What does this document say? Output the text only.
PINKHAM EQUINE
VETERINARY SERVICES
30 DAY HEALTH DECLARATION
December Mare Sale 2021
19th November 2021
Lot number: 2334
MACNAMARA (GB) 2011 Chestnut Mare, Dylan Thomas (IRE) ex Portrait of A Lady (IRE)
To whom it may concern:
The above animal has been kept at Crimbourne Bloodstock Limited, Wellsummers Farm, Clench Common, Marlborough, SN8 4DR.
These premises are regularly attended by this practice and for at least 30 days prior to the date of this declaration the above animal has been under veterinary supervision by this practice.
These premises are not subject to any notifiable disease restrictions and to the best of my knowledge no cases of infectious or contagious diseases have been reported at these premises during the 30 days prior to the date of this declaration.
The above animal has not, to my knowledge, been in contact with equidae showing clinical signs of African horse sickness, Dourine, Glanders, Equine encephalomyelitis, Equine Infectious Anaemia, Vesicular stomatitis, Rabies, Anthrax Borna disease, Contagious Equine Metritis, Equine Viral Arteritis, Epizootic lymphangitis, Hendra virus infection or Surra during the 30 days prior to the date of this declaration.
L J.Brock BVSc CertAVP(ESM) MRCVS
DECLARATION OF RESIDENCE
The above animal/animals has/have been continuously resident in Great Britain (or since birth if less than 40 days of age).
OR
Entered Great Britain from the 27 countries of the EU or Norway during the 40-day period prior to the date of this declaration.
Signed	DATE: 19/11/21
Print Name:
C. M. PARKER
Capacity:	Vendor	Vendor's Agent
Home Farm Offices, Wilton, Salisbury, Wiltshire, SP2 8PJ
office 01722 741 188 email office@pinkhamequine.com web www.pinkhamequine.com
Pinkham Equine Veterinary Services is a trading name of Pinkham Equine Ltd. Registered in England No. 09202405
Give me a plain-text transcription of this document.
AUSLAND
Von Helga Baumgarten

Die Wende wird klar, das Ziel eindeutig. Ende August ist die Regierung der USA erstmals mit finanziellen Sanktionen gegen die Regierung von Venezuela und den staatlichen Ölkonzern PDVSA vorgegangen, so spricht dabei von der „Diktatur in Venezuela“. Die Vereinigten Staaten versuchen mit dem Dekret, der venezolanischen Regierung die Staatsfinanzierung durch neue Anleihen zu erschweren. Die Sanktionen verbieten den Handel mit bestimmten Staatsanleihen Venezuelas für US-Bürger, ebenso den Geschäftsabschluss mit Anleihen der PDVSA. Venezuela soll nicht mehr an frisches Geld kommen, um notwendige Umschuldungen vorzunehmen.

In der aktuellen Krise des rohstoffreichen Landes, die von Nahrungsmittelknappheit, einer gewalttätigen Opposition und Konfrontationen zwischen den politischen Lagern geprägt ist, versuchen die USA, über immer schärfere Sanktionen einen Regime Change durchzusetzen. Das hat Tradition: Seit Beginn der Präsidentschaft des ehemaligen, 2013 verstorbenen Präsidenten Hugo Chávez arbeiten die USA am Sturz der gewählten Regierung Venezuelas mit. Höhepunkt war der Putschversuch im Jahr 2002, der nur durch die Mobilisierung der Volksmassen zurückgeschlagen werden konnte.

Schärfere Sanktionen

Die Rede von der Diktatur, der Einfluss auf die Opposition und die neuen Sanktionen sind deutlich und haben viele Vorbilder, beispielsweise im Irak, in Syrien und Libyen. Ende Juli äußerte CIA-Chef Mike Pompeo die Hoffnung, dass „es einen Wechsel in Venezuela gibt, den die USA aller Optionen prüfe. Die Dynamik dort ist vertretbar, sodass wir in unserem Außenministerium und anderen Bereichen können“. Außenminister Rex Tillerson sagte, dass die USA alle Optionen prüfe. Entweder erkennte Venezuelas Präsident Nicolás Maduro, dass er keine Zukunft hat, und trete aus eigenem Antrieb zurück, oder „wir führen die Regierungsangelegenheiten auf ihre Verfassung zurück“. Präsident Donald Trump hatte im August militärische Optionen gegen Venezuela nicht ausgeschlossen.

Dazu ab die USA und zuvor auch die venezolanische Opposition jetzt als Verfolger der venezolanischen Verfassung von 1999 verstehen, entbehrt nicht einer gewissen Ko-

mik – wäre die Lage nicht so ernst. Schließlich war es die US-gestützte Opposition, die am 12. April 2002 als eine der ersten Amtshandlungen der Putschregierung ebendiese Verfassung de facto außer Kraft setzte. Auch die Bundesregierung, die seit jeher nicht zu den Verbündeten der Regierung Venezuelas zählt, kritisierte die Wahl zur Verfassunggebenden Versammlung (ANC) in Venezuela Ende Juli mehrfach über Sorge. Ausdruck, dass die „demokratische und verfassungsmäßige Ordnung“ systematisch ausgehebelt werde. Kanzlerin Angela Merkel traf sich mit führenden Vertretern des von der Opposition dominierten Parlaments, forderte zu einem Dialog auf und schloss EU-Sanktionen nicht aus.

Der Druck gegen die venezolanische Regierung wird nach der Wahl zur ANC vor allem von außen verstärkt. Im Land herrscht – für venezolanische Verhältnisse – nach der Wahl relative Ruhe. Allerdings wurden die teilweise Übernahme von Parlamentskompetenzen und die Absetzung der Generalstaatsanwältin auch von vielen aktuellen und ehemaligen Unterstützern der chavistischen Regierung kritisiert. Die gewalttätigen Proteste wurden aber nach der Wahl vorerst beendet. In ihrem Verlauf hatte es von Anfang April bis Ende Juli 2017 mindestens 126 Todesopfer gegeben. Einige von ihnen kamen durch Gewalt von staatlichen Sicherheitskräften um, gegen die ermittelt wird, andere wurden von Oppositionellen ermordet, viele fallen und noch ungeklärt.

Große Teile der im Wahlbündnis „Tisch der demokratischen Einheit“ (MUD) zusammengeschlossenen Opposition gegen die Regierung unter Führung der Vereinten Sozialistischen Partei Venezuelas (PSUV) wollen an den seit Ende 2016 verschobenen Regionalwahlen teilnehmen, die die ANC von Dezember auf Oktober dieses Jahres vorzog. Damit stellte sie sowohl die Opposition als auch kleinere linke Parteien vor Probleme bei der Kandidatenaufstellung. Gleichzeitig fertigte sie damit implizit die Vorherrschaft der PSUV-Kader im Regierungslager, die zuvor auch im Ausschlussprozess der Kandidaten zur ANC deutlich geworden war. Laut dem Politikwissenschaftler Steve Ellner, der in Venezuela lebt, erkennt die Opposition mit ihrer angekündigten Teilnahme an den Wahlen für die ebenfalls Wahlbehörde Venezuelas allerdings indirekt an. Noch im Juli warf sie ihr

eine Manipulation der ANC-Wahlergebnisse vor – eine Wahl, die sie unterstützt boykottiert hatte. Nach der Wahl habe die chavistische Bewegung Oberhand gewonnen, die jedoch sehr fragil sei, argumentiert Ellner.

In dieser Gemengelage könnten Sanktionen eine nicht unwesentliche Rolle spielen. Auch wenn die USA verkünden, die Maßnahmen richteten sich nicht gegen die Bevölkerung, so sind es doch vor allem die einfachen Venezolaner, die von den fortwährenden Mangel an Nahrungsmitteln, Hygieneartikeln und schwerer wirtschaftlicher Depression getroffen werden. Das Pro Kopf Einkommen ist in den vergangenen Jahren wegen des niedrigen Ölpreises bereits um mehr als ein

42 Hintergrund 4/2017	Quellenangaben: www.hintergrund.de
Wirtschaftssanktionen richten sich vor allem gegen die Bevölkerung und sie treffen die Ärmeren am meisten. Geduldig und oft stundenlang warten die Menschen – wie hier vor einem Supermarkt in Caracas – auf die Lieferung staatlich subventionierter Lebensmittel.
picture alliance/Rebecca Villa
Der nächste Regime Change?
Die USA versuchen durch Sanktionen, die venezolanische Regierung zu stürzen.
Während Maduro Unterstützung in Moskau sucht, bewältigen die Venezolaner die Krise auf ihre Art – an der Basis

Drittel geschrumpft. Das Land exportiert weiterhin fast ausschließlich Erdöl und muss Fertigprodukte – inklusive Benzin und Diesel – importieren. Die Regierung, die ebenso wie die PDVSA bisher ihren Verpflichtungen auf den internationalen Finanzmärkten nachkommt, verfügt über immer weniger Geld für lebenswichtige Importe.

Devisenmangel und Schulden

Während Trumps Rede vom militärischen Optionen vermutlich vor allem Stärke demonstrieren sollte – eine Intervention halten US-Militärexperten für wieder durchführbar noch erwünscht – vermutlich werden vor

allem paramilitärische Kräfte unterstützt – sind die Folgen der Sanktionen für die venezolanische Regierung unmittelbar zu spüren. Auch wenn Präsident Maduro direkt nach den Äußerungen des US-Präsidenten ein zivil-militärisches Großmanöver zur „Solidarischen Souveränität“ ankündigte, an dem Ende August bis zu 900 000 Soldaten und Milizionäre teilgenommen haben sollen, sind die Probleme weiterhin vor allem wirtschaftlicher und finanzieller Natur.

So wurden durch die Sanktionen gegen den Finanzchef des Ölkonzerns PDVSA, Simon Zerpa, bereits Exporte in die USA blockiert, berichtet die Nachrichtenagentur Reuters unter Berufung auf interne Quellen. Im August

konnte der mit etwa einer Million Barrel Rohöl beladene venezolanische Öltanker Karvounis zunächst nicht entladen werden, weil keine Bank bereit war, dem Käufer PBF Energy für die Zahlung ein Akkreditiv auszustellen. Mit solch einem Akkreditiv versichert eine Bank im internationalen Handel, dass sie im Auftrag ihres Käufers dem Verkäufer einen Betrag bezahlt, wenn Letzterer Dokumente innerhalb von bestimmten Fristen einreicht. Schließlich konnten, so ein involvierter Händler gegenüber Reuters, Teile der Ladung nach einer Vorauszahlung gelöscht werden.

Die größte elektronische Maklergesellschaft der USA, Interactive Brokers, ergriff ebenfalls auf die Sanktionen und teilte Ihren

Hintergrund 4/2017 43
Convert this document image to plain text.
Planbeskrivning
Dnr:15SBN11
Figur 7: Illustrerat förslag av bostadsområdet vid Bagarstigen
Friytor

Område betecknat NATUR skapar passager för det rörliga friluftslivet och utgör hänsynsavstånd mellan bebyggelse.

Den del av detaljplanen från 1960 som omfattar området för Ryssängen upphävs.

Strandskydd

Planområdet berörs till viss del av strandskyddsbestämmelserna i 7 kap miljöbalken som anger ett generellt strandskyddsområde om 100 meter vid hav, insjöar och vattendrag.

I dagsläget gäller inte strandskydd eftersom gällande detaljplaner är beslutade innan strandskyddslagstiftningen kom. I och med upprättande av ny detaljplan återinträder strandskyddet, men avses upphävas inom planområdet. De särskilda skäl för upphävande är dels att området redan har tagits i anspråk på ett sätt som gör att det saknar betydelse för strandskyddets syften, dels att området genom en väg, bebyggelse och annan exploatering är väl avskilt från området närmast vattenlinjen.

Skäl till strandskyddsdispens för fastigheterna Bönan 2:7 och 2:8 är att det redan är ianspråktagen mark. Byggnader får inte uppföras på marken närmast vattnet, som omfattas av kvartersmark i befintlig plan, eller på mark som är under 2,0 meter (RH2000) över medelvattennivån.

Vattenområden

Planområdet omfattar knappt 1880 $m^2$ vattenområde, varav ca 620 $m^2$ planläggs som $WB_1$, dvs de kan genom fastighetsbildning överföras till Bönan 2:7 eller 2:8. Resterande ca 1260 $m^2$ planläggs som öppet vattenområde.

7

YOUR GOAL: Find "text" in the data above. Report each line where it appears.

RESPONSE:
What does this document say? Output the text only.
Give me a plain-text transcription of this document.
Convert this document image to plain text.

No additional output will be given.